• **Task description**
Repeat the entries below exactly as they appear, with no pictures.

▽

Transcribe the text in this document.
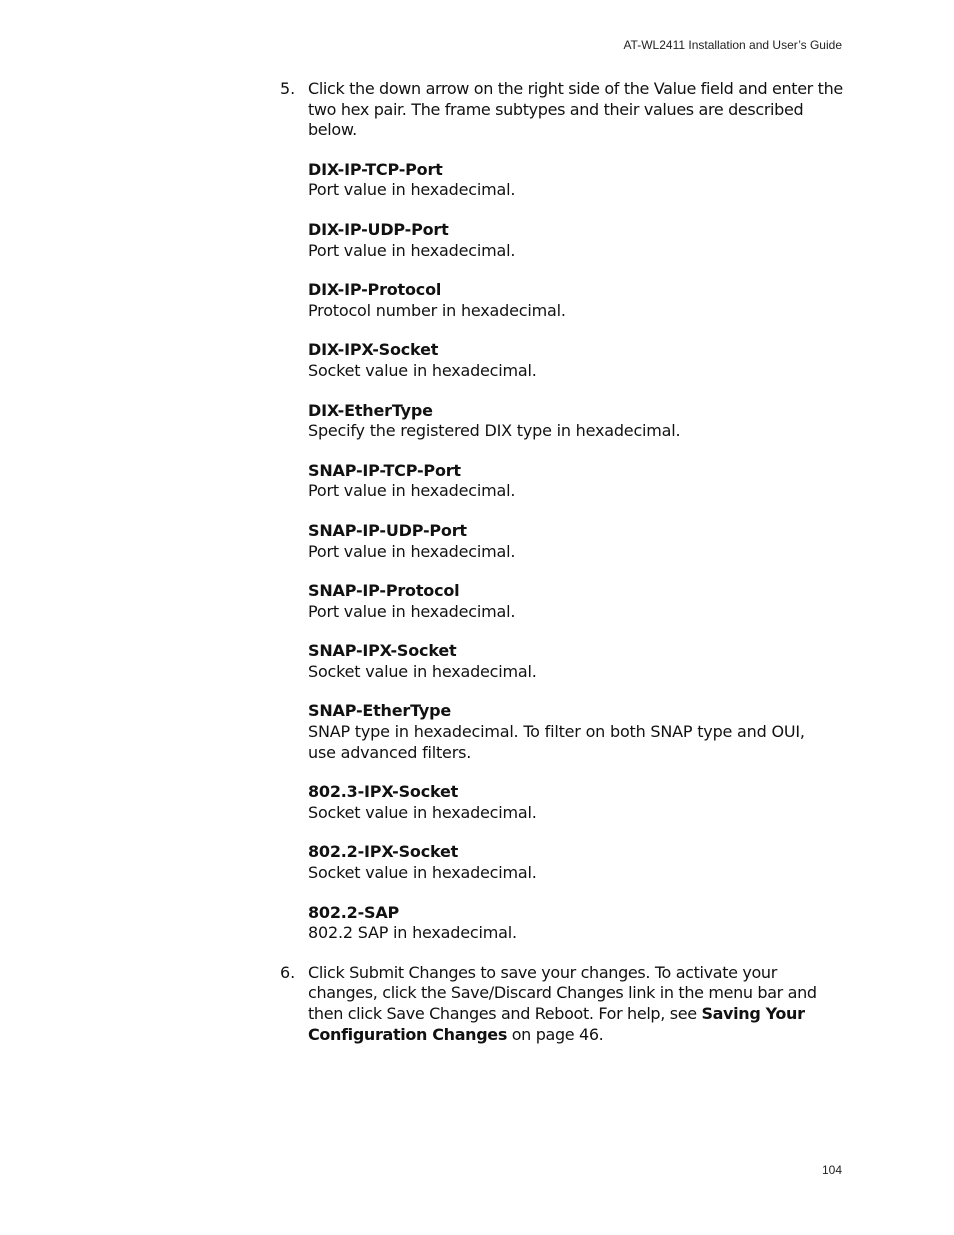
AT-WL2411 Installation and User’s Guide
5. Click the down arrow on the right side of the Value field and enter the two hex pair. The frame subtypes and their values are described below.
DIX-IP-TCP-Port
Port value in hexadecimal.
DIX-IP-UDP-Port
Port value in hexadecimal.
DIX-IP-Protocol
Protocol number in hexadecimal.
DIX-IPX-Socket
Socket value in hexadecimal.
DIX-EtherType
Specify the registered DIX type in hexadecimal.
SNAP-IP-TCP-Port
Port value in hexadecimal.
SNAP-IP-UDP-Port
Port value in hexadecimal.
SNAP-IP-Protocol
Port value in hexadecimal.
SNAP-IPX-Socket
Socket value in hexadecimal.
SNAP-EtherType
SNAP type in hexadecimal. To filter on both SNAP type and OUI, use advanced filters.
802.3-IPX-Socket
Socket value in hexadecimal.
802.2-IPX-Socket
Socket value in hexadecimal.
802.2-SAP
802.2 SAP in hexadecimal.
6. Click Submit Changes to save your changes. To activate your changes, click the Save/Discard Changes link in the menu bar and then click Save Changes and Reboot. For help, see Saving Your Configuration Changes on page 46.
104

△

• **Exercise response**
Transcribe the text in this document.
AT-WL2411 Installation and User’s Guide
5. Click the down arrow on the right side of the Value field and enter the two hex pair. The frame subtypes and their values are described below.
DIX-IP-TCP-Port
Port value in hexadecimal.
DIX-IP-UDP-Port
Port value in hexadecimal.
DIX-IP-Protocol
Protocol number in hexadecimal.
DIX-IPX-Socket
Socket value in hexadecimal.
DIX-EtherType
Specify the registered DIX type in hexadecimal.
SNAP-IP-TCP-Port
Port value in hexadecimal.
SNAP-IP-UDP-Port
Port value in hexadecimal.
SNAP-IP-Protocol
Port value in hexadecimal.
SNAP-IPX-Socket
Socket value in hexadecimal.
SNAP-EtherType
SNAP type in hexadecimal. To filter on both SNAP type and OUI, use advanced filters.
802.3-IPX-Socket
Socket value in hexadecimal.
802.2-IPX-Socket
Socket value in hexadecimal.
802.2-SAP
802.2 SAP in hexadecimal.
6. Click Submit Changes to save your changes. To activate your changes, click the Save/Discard Changes link in the menu bar and then click Save Changes and Reboot. For help, see Saving Your Configuration Changes on page 46.
104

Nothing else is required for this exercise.